Work to complete: All lines in the data bearing the string "magenta" should be identified and copied.

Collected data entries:

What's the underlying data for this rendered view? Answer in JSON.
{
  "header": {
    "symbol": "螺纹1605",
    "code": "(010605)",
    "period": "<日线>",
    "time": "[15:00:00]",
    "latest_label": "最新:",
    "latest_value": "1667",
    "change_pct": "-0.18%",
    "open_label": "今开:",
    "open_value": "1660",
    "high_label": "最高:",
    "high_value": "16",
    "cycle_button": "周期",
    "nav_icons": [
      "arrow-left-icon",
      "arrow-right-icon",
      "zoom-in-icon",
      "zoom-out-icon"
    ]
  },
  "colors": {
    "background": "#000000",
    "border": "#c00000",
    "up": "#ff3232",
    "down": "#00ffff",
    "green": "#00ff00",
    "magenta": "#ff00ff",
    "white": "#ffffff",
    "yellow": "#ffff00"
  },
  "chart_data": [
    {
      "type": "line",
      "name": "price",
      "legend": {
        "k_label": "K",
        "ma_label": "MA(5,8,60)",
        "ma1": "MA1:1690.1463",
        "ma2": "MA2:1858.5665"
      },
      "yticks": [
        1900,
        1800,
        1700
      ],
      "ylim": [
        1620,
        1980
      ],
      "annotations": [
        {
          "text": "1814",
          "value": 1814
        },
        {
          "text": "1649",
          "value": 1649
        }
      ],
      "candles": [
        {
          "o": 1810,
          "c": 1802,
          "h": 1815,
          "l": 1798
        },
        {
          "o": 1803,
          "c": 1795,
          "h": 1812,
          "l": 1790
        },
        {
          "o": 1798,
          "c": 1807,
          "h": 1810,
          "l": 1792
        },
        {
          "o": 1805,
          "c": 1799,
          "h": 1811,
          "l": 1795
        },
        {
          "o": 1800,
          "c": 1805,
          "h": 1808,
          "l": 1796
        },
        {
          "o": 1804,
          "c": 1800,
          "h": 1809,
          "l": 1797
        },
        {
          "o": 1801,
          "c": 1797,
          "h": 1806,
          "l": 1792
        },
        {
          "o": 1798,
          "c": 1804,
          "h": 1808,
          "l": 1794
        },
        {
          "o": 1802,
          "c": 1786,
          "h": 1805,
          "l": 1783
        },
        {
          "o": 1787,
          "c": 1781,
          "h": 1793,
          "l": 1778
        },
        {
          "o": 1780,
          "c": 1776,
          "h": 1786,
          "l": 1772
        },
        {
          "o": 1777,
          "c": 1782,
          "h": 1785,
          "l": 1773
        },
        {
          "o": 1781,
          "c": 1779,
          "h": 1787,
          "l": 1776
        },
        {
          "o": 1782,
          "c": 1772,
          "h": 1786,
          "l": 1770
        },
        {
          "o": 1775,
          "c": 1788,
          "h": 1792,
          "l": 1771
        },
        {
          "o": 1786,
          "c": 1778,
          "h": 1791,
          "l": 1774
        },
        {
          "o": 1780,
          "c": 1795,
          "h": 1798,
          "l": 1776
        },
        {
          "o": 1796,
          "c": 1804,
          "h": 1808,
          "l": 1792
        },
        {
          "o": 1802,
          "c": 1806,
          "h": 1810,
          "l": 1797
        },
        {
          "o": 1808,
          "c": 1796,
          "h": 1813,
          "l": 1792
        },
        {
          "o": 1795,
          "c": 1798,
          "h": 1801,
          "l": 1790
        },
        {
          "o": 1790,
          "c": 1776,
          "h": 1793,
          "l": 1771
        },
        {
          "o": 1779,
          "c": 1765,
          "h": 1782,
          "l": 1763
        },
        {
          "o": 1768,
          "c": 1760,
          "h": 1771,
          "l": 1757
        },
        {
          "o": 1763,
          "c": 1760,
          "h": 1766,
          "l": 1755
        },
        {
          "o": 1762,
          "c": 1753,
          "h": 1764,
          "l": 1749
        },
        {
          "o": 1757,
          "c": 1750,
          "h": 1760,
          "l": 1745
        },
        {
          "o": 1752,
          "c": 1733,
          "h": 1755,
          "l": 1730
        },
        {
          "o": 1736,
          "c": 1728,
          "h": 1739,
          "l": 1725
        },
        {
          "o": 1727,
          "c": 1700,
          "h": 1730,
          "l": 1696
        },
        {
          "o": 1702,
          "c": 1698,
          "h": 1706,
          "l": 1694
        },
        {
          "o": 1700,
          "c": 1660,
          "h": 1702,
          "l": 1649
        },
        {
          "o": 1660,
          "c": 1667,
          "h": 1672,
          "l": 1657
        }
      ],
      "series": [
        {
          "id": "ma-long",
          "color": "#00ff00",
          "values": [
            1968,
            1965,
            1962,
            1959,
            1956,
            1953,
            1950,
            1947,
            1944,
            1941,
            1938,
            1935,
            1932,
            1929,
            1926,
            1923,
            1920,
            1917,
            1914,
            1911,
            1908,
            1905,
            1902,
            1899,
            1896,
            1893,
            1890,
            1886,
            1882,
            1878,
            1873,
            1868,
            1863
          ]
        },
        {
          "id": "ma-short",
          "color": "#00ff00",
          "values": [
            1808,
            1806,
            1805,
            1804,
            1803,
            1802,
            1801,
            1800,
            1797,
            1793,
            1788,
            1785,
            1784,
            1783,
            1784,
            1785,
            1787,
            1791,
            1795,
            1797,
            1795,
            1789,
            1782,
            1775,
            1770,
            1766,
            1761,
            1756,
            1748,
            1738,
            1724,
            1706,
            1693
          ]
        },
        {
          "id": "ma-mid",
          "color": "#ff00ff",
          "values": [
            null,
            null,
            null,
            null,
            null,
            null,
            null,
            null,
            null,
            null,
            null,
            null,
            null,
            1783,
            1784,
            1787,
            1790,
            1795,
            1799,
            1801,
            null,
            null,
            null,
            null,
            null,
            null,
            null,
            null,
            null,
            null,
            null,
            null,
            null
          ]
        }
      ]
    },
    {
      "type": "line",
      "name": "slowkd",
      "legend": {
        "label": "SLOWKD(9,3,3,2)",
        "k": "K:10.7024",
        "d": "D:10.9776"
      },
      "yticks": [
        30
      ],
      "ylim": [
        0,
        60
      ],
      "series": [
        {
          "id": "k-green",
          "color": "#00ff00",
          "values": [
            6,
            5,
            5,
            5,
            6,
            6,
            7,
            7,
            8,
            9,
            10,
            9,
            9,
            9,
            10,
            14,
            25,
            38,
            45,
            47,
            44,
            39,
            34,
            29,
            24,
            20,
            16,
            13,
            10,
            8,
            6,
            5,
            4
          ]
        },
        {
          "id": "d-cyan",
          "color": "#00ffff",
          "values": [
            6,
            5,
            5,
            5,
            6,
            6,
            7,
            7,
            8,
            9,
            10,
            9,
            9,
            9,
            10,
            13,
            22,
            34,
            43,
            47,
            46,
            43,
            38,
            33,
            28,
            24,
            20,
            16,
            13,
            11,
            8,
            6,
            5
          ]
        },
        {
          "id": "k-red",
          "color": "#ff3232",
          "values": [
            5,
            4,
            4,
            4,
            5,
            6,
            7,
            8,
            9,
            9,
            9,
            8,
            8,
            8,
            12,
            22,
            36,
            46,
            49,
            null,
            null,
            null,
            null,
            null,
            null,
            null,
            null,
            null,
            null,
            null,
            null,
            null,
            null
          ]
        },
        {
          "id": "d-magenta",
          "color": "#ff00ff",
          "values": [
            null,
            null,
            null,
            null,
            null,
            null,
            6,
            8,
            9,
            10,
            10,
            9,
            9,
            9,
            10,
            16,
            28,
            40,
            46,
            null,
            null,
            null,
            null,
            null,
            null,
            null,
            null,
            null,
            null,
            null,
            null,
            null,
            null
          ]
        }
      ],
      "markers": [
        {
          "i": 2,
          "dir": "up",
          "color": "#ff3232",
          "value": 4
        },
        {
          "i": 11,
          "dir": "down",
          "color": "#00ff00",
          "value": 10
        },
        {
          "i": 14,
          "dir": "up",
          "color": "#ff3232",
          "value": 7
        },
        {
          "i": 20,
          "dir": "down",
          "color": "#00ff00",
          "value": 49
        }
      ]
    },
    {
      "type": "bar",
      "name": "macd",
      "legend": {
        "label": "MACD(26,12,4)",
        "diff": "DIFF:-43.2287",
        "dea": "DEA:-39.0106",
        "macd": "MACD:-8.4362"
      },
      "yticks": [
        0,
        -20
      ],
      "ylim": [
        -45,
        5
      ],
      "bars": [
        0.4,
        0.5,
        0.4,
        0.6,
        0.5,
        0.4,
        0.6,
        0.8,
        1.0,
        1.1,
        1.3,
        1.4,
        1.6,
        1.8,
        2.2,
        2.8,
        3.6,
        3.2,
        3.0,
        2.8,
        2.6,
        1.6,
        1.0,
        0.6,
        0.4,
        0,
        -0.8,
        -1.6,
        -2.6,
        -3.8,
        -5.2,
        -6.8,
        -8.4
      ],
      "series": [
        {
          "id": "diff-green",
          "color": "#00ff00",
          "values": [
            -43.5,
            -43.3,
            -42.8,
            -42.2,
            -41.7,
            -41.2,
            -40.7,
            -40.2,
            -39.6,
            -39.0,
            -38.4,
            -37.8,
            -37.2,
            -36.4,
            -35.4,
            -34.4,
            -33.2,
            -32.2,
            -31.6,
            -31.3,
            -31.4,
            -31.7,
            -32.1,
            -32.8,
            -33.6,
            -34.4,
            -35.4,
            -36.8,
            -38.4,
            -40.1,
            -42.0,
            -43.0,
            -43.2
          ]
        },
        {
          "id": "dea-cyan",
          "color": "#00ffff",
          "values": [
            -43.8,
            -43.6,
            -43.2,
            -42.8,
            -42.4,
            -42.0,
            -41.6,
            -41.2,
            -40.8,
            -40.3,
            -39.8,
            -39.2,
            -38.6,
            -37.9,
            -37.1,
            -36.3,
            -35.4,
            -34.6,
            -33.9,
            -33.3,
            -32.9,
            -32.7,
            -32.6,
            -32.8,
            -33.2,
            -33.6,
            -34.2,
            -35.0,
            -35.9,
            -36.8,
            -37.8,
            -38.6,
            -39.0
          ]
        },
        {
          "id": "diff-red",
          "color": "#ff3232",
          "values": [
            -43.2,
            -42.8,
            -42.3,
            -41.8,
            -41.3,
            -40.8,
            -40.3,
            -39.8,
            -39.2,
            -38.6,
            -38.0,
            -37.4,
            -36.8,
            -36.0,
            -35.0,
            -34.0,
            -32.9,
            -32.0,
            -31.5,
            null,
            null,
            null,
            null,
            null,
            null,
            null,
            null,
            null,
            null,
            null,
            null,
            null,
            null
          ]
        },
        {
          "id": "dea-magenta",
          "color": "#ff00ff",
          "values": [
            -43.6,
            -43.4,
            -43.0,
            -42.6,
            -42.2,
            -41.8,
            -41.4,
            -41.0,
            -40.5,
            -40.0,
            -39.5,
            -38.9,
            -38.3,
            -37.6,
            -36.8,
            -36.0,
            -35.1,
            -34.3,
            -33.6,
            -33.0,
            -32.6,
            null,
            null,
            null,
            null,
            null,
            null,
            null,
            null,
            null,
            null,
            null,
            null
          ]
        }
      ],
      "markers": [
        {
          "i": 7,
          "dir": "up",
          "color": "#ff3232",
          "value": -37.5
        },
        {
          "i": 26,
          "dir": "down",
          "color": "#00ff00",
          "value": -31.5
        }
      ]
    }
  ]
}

The solution:
    "magenta": "#ff00ff",
          "id": "d-magenta",
          "id": "dea-magenta",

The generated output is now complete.